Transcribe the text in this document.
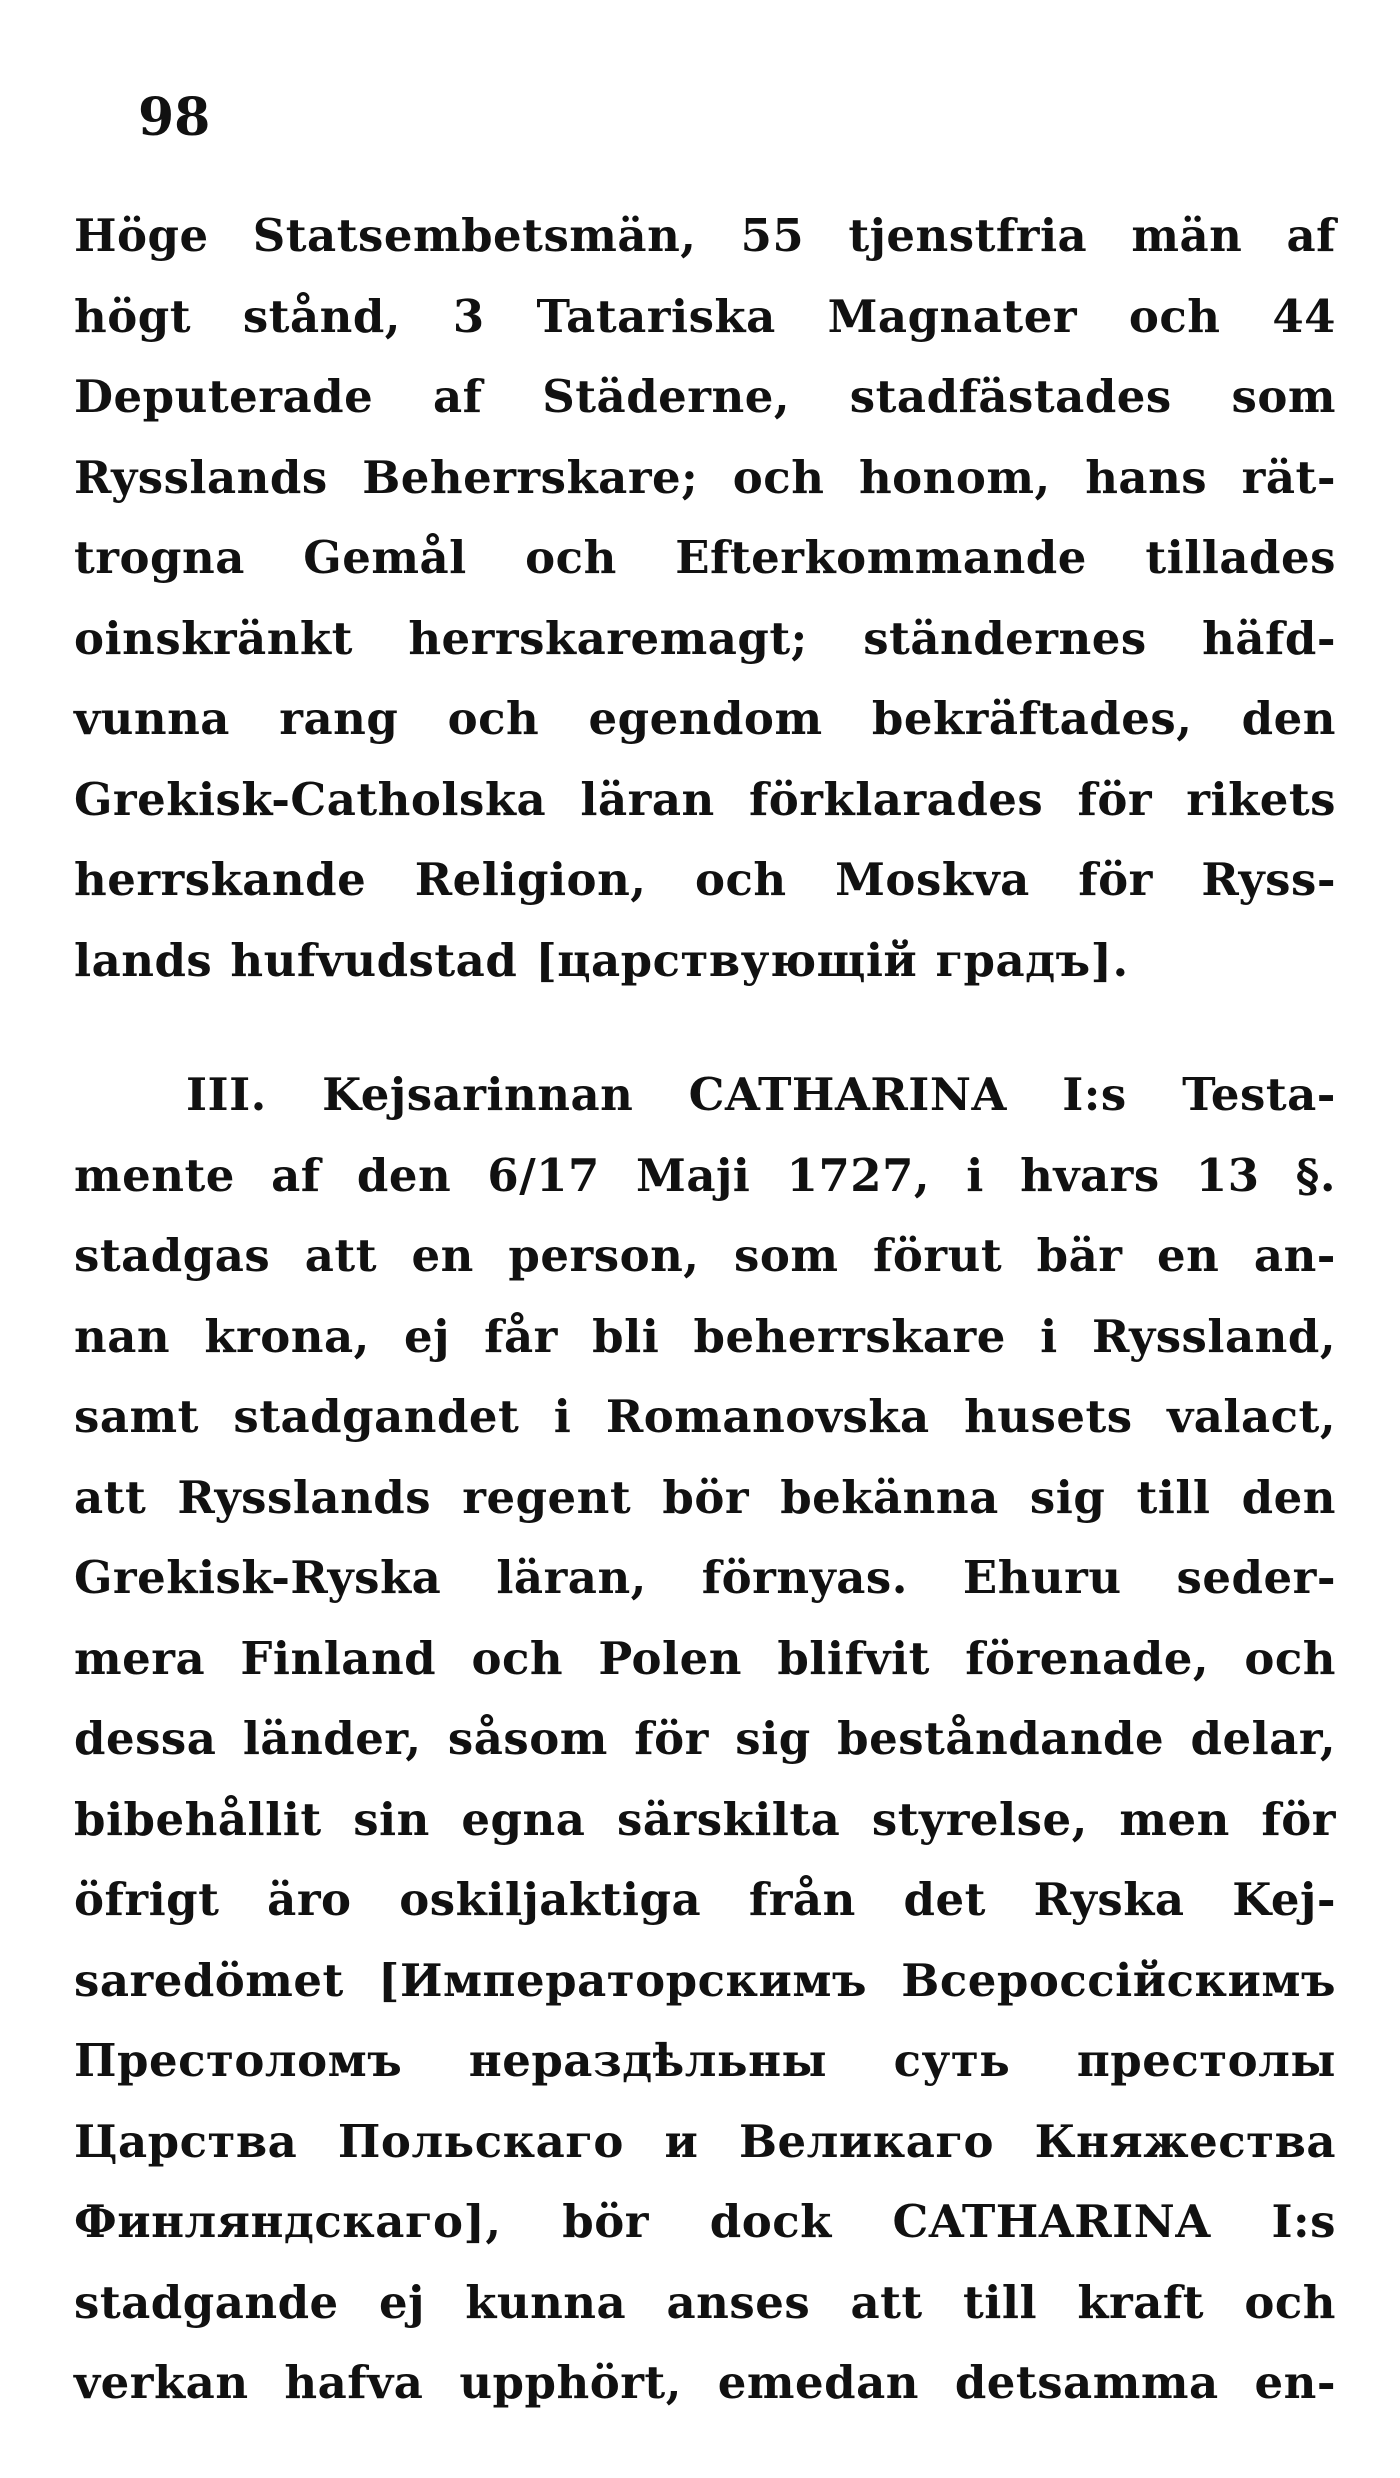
98
Höge Statsembetsmän, 55 tjenstfria män af
högt stånd, 3 Tatariska Magnater och 44
Deputerade af Städerne, stadfästades som
Rysslands Beherrskare; och honom, hans rät-
trogna Gemål och Efterkommande tillades
oinskränkt herrskaremagt; ständernes häfd-
vunna rang och egendom bekräftades, den
Grekisk-Catholska läran förklarades för rikets
herrskande Religion, och Moskva för Ryss-
lands hufvudstad [царствующій градъ].
III. Kejsarinnan CATHARINA I:s Testa-
mente af den 6/17 Maji 1727, i hvars 13 §.
stadgas att en person, som förut bär en an-
nan krona, ej får bli beherrskare i Ryssland,
samt stadgandet i Romanovska husets valact,
att Rysslands regent bör bekänna sig till den
Grekisk-Ryska läran, förnyas. Ehuru seder-
mera Finland och Polen blifvit förenade, och
dessa länder, såsom för sig beståndande delar,
bibehållit sin egna särskilta styrelse, men för
öfrigt äro oskiljaktiga från det Ryska Kej-
saredömet [Императорскимъ Всероссійскимъ
Престоломъ нераздѣльны суть престолы
Царства Польскаго и Великаго Княжества
Финляндскаго], bör dock CATHARINA I:s
stadgande ej kunna anses att till kraft och
verkan hafva upphört, emedan detsamma en-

------------------------------------------------------------------------

# PROBLEM
Nothing in the entries above should change when they are printed again, except that the pictures are dropped.

# TASK SOLUTION
Transcribe the text in this document.
98
Höge Statsembetsmän, 55 tjenstfria män af
högt stånd, 3 Tatariska Magnater och 44
Deputerade af Städerne, stadfästades som
Rysslands Beherrskare; och honom, hans rät-
trogna Gemål och Efterkommande tillades
oinskränkt herrskaremagt; ständernes häfd-
vunna rang och egendom bekräftades, den
Grekisk-Catholska läran förklarades för rikets
herrskande Religion, och Moskva för Ryss-
lands hufvudstad [царствующій градъ].
III. Kejsarinnan CATHARINA I:s Testa-
mente af den 6/17 Maji 1727, i hvars 13 §.
stadgas att en person, som förut bär en an-
nan krona, ej får bli beherrskare i Ryssland,
samt stadgandet i Romanovska husets valact,
att Rysslands regent bör bekänna sig till den
Grekisk-Ryska läran, förnyas. Ehuru seder-
mera Finland och Polen blifvit förenade, och
dessa länder, såsom för sig beståndande delar,
bibehållit sin egna särskilta styrelse, men för
öfrigt äro oskiljaktiga från det Ryska Kej-
saredömet [Императорскимъ Всероссійскимъ
Престоломъ нераздѣльны суть престолы
Царства Польскаго и Великаго Княжества
Финляндскаго], bör dock CATHARINA I:s
stadgande ej kunna anses att till kraft och
verkan hafva upphört, emedan detsamma en-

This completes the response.